OBJECTIVE: Copy each line of the records that contains the word "face".

(Dataset items)
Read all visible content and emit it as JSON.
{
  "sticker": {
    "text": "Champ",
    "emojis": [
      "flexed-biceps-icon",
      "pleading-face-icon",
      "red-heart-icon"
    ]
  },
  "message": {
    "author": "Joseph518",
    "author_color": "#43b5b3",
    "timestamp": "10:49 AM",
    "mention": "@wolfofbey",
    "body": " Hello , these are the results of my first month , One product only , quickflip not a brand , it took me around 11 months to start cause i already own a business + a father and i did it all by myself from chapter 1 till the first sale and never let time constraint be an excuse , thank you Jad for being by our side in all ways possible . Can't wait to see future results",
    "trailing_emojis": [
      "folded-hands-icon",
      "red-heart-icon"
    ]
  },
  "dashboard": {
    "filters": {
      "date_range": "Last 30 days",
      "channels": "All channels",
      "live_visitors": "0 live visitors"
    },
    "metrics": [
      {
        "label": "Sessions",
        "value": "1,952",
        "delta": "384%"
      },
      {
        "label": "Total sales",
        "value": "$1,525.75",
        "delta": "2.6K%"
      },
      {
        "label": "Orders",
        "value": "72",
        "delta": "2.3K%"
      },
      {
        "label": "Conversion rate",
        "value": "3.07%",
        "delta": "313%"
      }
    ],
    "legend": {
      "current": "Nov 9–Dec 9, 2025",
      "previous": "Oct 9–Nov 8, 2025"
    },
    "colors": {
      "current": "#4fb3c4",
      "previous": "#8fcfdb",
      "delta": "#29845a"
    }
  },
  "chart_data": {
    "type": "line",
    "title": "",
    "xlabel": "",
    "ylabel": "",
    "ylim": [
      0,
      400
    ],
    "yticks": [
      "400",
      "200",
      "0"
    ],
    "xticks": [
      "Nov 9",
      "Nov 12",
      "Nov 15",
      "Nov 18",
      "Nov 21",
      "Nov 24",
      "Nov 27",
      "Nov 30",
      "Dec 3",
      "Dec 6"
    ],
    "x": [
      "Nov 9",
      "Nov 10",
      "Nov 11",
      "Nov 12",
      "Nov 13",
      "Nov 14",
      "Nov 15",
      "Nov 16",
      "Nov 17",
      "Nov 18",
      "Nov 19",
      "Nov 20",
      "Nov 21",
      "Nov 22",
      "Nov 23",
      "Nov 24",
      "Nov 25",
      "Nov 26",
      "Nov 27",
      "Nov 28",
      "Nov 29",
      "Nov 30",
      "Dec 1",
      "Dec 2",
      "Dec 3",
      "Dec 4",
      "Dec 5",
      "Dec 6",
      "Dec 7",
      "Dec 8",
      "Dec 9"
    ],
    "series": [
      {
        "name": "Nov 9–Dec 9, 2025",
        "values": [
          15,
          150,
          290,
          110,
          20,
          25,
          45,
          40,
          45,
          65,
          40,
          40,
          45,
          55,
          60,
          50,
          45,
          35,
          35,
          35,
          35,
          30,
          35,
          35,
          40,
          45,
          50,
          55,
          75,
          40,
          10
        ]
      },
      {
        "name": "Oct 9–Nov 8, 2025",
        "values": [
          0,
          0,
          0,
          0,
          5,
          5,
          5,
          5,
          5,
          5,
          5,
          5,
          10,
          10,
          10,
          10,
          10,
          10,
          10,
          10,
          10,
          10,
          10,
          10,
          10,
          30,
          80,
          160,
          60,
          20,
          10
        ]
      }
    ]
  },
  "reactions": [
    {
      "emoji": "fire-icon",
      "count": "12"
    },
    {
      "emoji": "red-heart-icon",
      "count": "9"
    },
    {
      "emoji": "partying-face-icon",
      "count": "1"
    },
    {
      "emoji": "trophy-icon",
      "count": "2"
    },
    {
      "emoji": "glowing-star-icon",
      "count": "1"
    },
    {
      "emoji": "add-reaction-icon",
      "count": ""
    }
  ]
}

REPLY TO THE EXERCISE:
      "pleading-face-icon",
      "emoji": "partying-face-icon",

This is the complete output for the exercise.